▶ REQUIRED TASK
Print out every line, exactly as written.

- - - - -

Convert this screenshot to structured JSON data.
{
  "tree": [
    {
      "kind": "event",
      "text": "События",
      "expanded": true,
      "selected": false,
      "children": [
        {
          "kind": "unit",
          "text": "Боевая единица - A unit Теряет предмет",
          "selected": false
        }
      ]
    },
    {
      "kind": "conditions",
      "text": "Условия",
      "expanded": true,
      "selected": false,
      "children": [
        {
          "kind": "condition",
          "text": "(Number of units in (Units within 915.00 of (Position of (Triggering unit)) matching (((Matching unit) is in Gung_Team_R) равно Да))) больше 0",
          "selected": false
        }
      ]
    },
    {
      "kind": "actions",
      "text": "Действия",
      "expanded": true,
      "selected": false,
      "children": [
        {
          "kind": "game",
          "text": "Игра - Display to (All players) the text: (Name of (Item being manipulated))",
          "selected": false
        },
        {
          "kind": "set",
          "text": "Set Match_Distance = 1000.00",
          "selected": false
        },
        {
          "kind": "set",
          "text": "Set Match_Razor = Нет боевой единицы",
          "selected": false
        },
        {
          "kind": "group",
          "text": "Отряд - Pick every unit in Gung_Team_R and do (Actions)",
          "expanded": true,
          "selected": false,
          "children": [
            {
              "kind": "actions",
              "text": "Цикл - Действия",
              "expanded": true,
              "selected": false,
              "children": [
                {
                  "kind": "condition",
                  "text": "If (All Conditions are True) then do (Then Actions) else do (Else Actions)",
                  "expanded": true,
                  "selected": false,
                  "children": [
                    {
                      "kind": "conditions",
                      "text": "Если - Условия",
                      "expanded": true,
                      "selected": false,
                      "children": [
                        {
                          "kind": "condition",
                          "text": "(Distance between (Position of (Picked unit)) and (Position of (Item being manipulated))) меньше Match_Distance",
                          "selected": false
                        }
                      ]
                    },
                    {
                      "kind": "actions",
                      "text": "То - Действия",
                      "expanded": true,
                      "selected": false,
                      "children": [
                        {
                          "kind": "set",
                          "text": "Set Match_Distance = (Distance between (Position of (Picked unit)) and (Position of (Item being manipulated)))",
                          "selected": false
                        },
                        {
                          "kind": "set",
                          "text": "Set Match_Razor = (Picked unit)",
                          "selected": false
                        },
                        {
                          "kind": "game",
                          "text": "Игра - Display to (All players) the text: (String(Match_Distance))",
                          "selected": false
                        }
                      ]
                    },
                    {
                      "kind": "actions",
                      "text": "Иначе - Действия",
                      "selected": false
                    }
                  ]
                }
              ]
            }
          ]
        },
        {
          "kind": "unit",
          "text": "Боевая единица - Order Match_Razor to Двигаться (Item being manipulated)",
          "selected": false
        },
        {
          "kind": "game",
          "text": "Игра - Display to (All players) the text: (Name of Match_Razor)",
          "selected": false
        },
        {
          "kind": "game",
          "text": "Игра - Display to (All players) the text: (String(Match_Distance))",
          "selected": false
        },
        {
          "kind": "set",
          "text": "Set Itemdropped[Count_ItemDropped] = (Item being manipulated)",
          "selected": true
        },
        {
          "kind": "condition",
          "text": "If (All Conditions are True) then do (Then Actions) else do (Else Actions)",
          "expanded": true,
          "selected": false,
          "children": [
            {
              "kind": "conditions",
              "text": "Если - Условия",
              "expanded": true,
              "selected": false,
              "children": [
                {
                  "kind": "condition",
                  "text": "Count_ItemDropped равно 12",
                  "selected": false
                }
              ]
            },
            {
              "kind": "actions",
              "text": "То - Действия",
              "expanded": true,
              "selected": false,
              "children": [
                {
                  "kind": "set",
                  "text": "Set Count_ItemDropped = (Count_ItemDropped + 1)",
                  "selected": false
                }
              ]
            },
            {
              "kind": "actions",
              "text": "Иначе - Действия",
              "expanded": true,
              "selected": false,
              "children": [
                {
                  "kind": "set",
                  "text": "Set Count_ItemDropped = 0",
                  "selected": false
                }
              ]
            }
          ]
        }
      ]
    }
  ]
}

- - - - -

▶ RESULT BELOW
Convert this screenshot to structured JSON data.
{
  "tree": [
    {
      "kind": "event",
      "text": "События",
      "expanded": true,
      "selected": false,
      "children": [
        {
          "kind": "unit",
          "text": "Боевая единица - A unit Теряет предмет",
          "selected": false
        }
      ]
    },
    {
      "kind": "conditions",
      "text": "Условия",
      "expanded": true,
      "selected": false,
      "children": [
        {
          "kind": "condition",
          "text": "(Number of units in (Units within 915.00 of (Position of (Triggering unit)) matching (((Matching unit) is in Gung_Team_R) равно Да))) больше 0",
          "selected": false
        }
      ]
    },
    {
      "kind": "actions",
      "text": "Действия",
      "expanded": true,
      "selected": false,
      "children": [
        {
          "kind": "game",
          "text": "Игра - Display to (All players) the text: (Name of (Item being manipulated))",
          "selected": false
        },
        {
          "kind": "set",
          "text": "Set Match_Distance = 1000.00",
          "selected": false
        },
        {
          "kind": "set",
          "text": "Set Match_Razor = Нет боевой единицы",
          "selected": false
        },
        {
          "kind": "group",
          "text": "Отряд - Pick every unit in Gung_Team_R and do (Actions)",
          "expanded": true,
          "selected": false,
          "children": [
            {
              "kind": "actions",
              "text": "Цикл - Действия",
              "expanded": true,
              "selected": false,
              "children": [
                {
                  "kind": "condition",
                  "text": "If (All Conditions are True) then do (Then Actions) else do (Else Actions)",
                  "expanded": true,
                  "selected": false,
                  "children": [
                    {
                      "kind": "conditions",
                      "text": "Если - Условия",
                      "expanded": true,
                      "selected": false,
                      "children": [
                        {
                          "kind": "condition",
                          "text": "(Distance between (Position of (Picked unit)) and (Position of (Item being manipulated))) меньше Match_Distance",
                          "selected": false
                        }
                      ]
                    },
                    {
                      "kind": "actions",
                      "text": "То - Действия",
                      "expanded": true,
                      "selected": false,
                      "children": [
                        {
                          "kind": "set",
                          "text": "Set Match_Distance = (Distance between (Position of (Picked unit)) and (Position of (Item being manipulated)))",
                          "selected": false
                        },
                        {
                          "kind": "set",
                          "text": "Set Match_Razor = (Picked unit)",
                          "selected": false
                        },
                        {
                          "kind": "game",
                          "text": "Игра - Display to (All players) the text: (String(Match_Distance))",
                          "selected": false
                        }
                      ]
                    },
                    {
                      "kind": "actions",
                      "text": "Иначе - Действия",
                      "selected": false
                    }
                  ]
                }
              ]
            }
          ]
        },
        {
          "kind": "unit",
          "text": "Боевая единица - Order Match_Razor to Двигаться (Item being manipulated)",
          "selected": false
        },
        {
          "kind": "game",
          "text": "Игра - Display to (All players) the text: (Name of Match_Razor)",
          "selected": false
        },
        {
          "kind": "game",
          "text": "Игра - Display to (All players) the text: (String(Match_Distance))",
          "selected": false
        },
        {
          "kind": "set",
          "text": "Set Itemdropped[Count_ItemDropped] = (Item being manipulated)",
          "selected": true
        },
        {
          "kind": "condition",
          "text": "If (All Conditions are True) then do (Then Actions) else do (Else Actions)",
          "expanded": true,
          "selected": false,
          "children": [
            {
              "kind": "conditions",
              "text": "Если - Условия",
              "expanded": true,
              "selected": false,
              "children": [
                {
                  "kind": "condition",
                  "text": "Count_ItemDropped равно 12",
                  "selected": false
                }
              ]
            },
            {
              "kind": "actions",
              "text": "То - Действия",
              "expanded": true,
              "selected": false,
              "children": [
                {
                  "kind": "set",
                  "text": "Set Count_ItemDropped = (Count_ItemDropped + 1)",
                  "selected": false
                }
              ]
            },
            {
              "kind": "actions",
              "text": "Иначе - Действия",
              "expanded": true,
              "selected": false,
              "children": [
                {
                  "kind": "set",
                  "text": "Set Count_ItemDropped = 0",
                  "selected": false
                }
              ]
            }
          ]
        }
      ]
    }
  ]
}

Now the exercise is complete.